▶ Page excerpt
---+---

Q16. How would you design a system for 100 million users?

Model answer (interview-style, not a single “right” architecture):

Clarify read/write ratio, latency, consistency, data locality, and compliance. Then outline layers:

  1. Edge: CDN for static assets; WAF/DDoS protection; TLS at edge.
  2. API tier: Stateless services behind load balancers; horizontal scaling; auto-scaling on CPU/latency/queue depth; multi-AZ for HA.
  3. Data: Sharding by user/tenant/geo; read replicas and caching (Redis/Memcached); CQRS if reads dominate; event-driven decoupling (Kafka, etc.).
  4. Consistency: Choose strong vs eventual per feature; idempotency keys; sagas/outbox for distributed workflows.
  5. Identity & traffic: OAuth/OIDC; rate limits; feature flags.
  6. Observability: Metrics, traces, logs; SLOs and error budgets.

---+---

▶ Provided records
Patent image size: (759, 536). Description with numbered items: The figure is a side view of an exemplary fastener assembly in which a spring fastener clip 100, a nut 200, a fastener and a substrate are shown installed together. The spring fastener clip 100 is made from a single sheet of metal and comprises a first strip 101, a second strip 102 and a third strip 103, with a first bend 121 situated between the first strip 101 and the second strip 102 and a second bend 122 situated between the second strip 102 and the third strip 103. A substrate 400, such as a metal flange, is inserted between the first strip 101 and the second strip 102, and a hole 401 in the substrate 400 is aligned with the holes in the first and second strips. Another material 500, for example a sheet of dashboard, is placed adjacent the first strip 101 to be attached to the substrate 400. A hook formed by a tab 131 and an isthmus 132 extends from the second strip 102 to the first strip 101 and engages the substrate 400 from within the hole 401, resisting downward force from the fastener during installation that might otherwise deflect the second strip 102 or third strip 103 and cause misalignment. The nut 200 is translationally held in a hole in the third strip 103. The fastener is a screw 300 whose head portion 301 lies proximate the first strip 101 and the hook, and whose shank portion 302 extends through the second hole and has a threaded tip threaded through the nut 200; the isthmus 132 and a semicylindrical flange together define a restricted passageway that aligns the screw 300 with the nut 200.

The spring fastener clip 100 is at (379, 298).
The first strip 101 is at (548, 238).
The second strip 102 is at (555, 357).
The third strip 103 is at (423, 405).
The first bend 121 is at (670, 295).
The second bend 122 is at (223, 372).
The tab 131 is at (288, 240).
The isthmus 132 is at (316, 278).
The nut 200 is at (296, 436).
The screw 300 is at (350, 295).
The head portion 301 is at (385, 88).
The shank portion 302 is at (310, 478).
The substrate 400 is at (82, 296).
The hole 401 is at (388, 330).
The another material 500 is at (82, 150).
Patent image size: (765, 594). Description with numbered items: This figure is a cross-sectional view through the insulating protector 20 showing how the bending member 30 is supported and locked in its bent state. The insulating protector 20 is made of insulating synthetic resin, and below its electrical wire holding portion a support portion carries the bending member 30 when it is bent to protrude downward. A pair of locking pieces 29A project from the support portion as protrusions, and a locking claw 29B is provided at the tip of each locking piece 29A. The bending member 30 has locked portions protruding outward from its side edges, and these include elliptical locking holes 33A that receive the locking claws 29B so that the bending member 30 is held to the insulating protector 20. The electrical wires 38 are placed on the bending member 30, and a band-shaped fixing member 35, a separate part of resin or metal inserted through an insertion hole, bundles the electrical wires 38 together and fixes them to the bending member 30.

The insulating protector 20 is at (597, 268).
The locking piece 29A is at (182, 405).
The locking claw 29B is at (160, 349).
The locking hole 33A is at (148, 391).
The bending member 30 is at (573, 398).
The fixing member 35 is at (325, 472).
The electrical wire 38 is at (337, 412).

---+---

▶ Prompt
List the names of the layers outlined in the model answer of the page excerpt, in the order they appear.

▶ Final answer
1. Edge
2. API tier
3. Data
4. Consistency
5. Identity & traffic
6. Observability